_Stated task_
Search the listing below for "type". Copy each matching line.

======

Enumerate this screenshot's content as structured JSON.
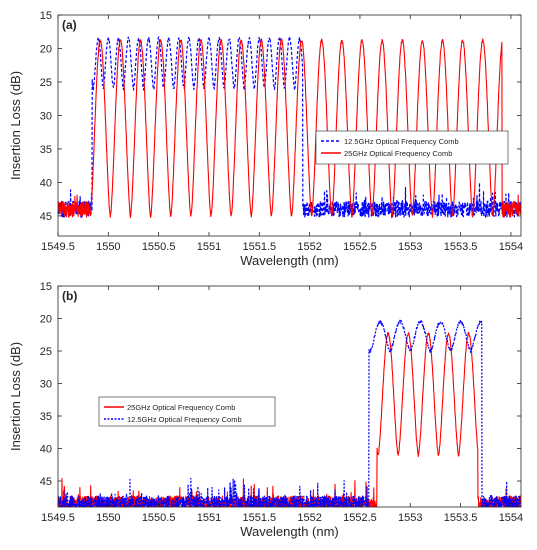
{
  "chart_data": [
    {
      "type": "line",
      "panel_label": "(a)",
      "xlabel": "Wavelength (nm)",
      "ylabel": "Insertion Loss (dB)",
      "xlim": [
        1549.5,
        1554.1
      ],
      "ylim": [
        15,
        48
      ],
      "y_reversed": true,
      "xticks": [
        "1549.5",
        "1550",
        "1550.5",
        "1551",
        "1551.5",
        "1552",
        "1552.5",
        "1553",
        "1553.5",
        "1554"
      ],
      "yticks": [
        "15",
        "20",
        "25",
        "30",
        "35",
        "40",
        "45"
      ],
      "legend": {
        "position": "center-right"
      },
      "series": [
        {
          "name": "12.5GHz Optical Frequency Comb",
          "color": "#0000ff",
          "line_style": "dashed",
          "passband": [
            1549.85,
            1551.92
          ],
          "comb_period_nm": 0.1,
          "peak_loss_db": 18.5,
          "trough_loss_db": 26,
          "floor_loss_db": 44
        },
        {
          "name": "25GHz Optical Frequency Comb",
          "color": "#ff0000",
          "line_style": "solid",
          "passband": [
            1549.82,
            1553.9
          ],
          "comb_period_nm": 0.2,
          "peak_loss_db": 18.8,
          "trough_loss_db": 45,
          "floor_loss_db": 44
        }
      ]
    },
    {
      "type": "line",
      "panel_label": "(b)",
      "xlabel": "Wavelength (nm)",
      "ylabel": "Insertion Loss (dB)",
      "xlim": [
        1549.5,
        1554.1
      ],
      "ylim": [
        15,
        49
      ],
      "y_reversed": true,
      "xticks": [
        "1549.5",
        "1550",
        "1550.5",
        "1551",
        "1551.5",
        "1552",
        "1552.5",
        "1553",
        "1553.5",
        "1554"
      ],
      "yticks": [
        "15",
        "20",
        "25",
        "30",
        "35",
        "40",
        "45"
      ],
      "legend": {
        "position": "center-left"
      },
      "series": [
        {
          "name": "25GHz Optical Frequency Comb",
          "color": "#ff0000",
          "line_style": "solid",
          "passband": [
            1552.68,
            1553.66
          ],
          "comb_period_nm": 0.2,
          "peak_loss_db": 22.3,
          "trough_loss_db": 41,
          "floor_loss_db": 48.5
        },
        {
          "name": "12.5GHz Optical Frequency Comb",
          "color": "#0000ff",
          "line_style": "dotted",
          "passband": [
            1552.6,
            1553.7
          ],
          "comb_period_nm": 0.2,
          "peak_loss_db": 20.5,
          "trough_loss_db": 25,
          "floor_loss_db": 48.5
        }
      ]
    }
  ]
}
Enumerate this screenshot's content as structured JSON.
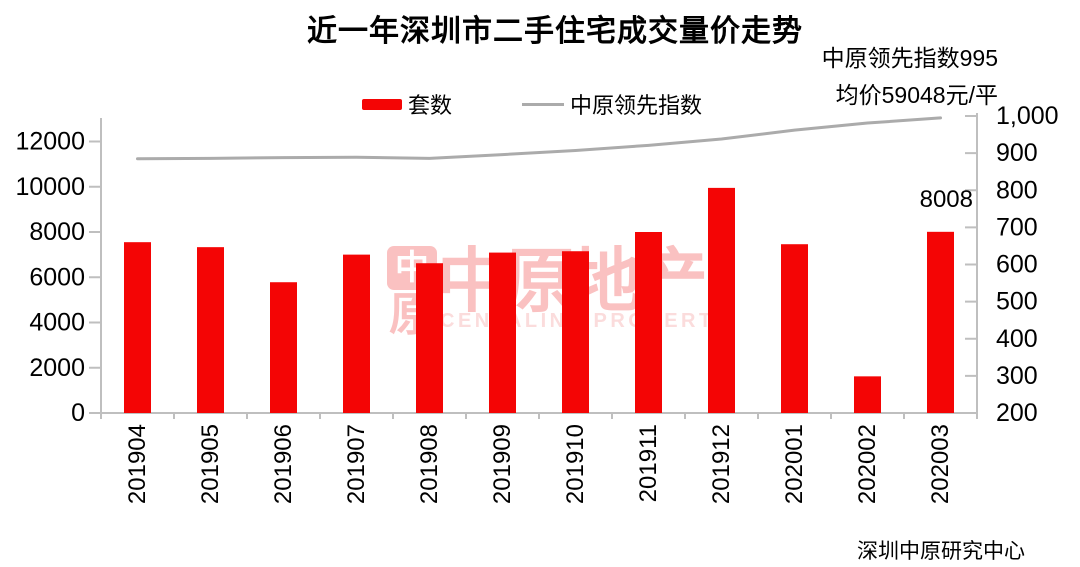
{
  "title": "近一年深圳市二手住宅成交量价走势",
  "annotation": {
    "lines": [
      "中原领先指数995",
      "均价59048元/平"
    ]
  },
  "footer": "深圳中原研究中心",
  "watermark": {
    "logo_top": "中",
    "logo_bottom": "原",
    "text": "中原地产",
    "subtext": "CENTALINE PROPERTY"
  },
  "colors": {
    "bar": "#f40505",
    "line": "#ababab",
    "axis": "#bfbfbf",
    "text": "#000000",
    "watermark_strong": "#fac1c1",
    "watermark_light": "#fbdcdc"
  },
  "chart_data": {
    "type": "combo-bar-line",
    "title": "近一年深圳市二手住宅成交量价走势",
    "categories": [
      "201904",
      "201905",
      "201906",
      "201907",
      "201908",
      "201909",
      "201910",
      "201911",
      "201912",
      "202001",
      "202002",
      "202003"
    ],
    "series": [
      {
        "name": "套数",
        "type": "bar",
        "axis": "left",
        "color": "#f40505",
        "values": [
          7550,
          7330,
          5780,
          7000,
          6620,
          7090,
          7150,
          8000,
          9950,
          7460,
          1620,
          8008
        ]
      },
      {
        "name": "中原领先指数",
        "type": "line",
        "axis": "right",
        "color": "#ababab",
        "values": [
          885,
          886,
          888,
          889,
          886,
          896,
          907,
          921,
          938,
          962,
          981,
          995
        ]
      }
    ],
    "left_axis": {
      "min": 0,
      "max": 12000,
      "step": 2000,
      "tick_labels": [
        "0",
        "2000",
        "4000",
        "6000",
        "8000",
        "10000",
        "12000"
      ]
    },
    "right_axis": {
      "min": 200,
      "max": 1000,
      "step": 100,
      "tick_labels": [
        "200",
        "300",
        "400",
        "500",
        "600",
        "700",
        "800",
        "900",
        "1,000"
      ]
    },
    "bar_callout": {
      "category": "202003",
      "text": "8008"
    },
    "legend_position": "top-center",
    "grid": false
  }
}
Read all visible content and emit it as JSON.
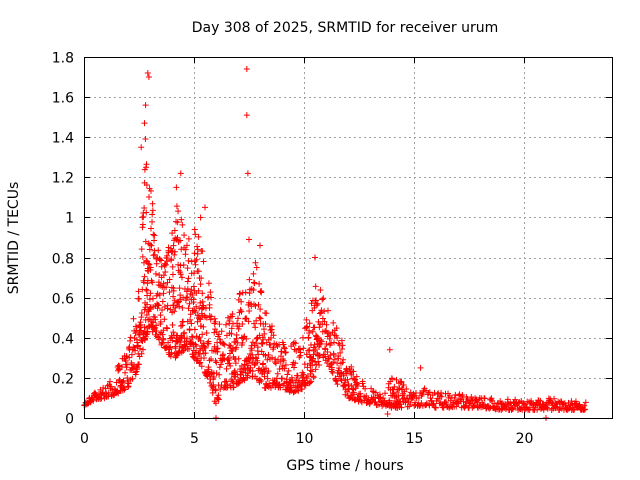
{
  "chart_data": {
    "type": "scatter",
    "title": "Day 308 of 2025, SRMTID for receiver urum",
    "xlabel": "GPS time / hours",
    "ylabel": "SRMTID / TECUs",
    "xlim": [
      0,
      24
    ],
    "ylim": [
      0,
      1.8
    ],
    "xticks": [
      0,
      5,
      10,
      15,
      20
    ],
    "xtick_labels": [
      "0",
      "5",
      "10",
      "15",
      "20"
    ],
    "yticks": [
      0,
      0.2,
      0.4,
      0.6,
      0.8,
      1.0,
      1.2,
      1.4,
      1.6,
      1.8
    ],
    "ytick_labels": [
      "0",
      "0.2",
      "0.4",
      "0.6",
      "0.8",
      "1",
      "1.2",
      "1.4",
      "1.6",
      "1.8"
    ],
    "grid": true,
    "marker": "+",
    "color": "#ff0000",
    "envelope": {
      "x": [
        0,
        0.5,
        1,
        1.5,
        2,
        2.3,
        2.6,
        2.8,
        3.0,
        3.3,
        3.6,
        4.0,
        4.3,
        4.6,
        5.0,
        5.4,
        5.8,
        6.0,
        6.3,
        6.7,
        7.0,
        7.4,
        7.8,
        8.2,
        8.6,
        9.0,
        9.5,
        10.0,
        10.5,
        10.8,
        11.2,
        11.6,
        12.0,
        12.5,
        13.0,
        13.5,
        14.0,
        14.5,
        15.0,
        15.5,
        16.0,
        17.0,
        18.0,
        19.0,
        20.0,
        21.0,
        22.0,
        22.8
      ],
      "low": [
        0.06,
        0.09,
        0.1,
        0.12,
        0.15,
        0.2,
        0.3,
        0.4,
        0.45,
        0.4,
        0.35,
        0.3,
        0.3,
        0.35,
        0.3,
        0.25,
        0.15,
        0.05,
        0.15,
        0.15,
        0.15,
        0.2,
        0.2,
        0.15,
        0.15,
        0.15,
        0.12,
        0.15,
        0.2,
        0.3,
        0.25,
        0.15,
        0.1,
        0.08,
        0.07,
        0.06,
        0.05,
        0.05,
        0.06,
        0.06,
        0.05,
        0.05,
        0.05,
        0.04,
        0.04,
        0.04,
        0.04,
        0.04
      ],
      "high": [
        0.08,
        0.13,
        0.17,
        0.25,
        0.35,
        0.55,
        0.9,
        1.4,
        1.2,
        0.9,
        0.75,
        0.95,
        1.1,
        0.9,
        0.95,
        0.9,
        0.6,
        0.5,
        0.45,
        0.55,
        0.6,
        0.7,
        0.8,
        0.55,
        0.45,
        0.4,
        0.4,
        0.45,
        0.7,
        0.65,
        0.5,
        0.45,
        0.3,
        0.2,
        0.15,
        0.13,
        0.2,
        0.18,
        0.15,
        0.15,
        0.13,
        0.12,
        0.1,
        0.1,
        0.09,
        0.1,
        0.09,
        0.09
      ]
    },
    "outliers": [
      {
        "x": 2.9,
        "y": 1.72
      },
      {
        "x": 2.95,
        "y": 1.7
      },
      {
        "x": 2.8,
        "y": 1.56
      },
      {
        "x": 2.75,
        "y": 1.47
      },
      {
        "x": 2.6,
        "y": 1.35
      },
      {
        "x": 4.4,
        "y": 1.22
      },
      {
        "x": 4.2,
        "y": 1.15
      },
      {
        "x": 5.5,
        "y": 1.05
      },
      {
        "x": 5.3,
        "y": 1.0
      },
      {
        "x": 7.4,
        "y": 1.74
      },
      {
        "x": 7.4,
        "y": 1.51
      },
      {
        "x": 7.45,
        "y": 1.22
      },
      {
        "x": 7.5,
        "y": 0.89
      },
      {
        "x": 8.0,
        "y": 0.86
      },
      {
        "x": 10.5,
        "y": 0.8
      },
      {
        "x": 13.9,
        "y": 0.34
      },
      {
        "x": 15.3,
        "y": 0.25
      },
      {
        "x": 6.0,
        "y": 0.0
      },
      {
        "x": 13.8,
        "y": 0.02
      },
      {
        "x": 21.0,
        "y": 0.0
      }
    ]
  }
}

======

_Result for this exercise_
      "type": "line",
      "type": "line",
    "type": "combo-bar-line",
        "type": "bar",
        "type": "line",
    "type": "scatter",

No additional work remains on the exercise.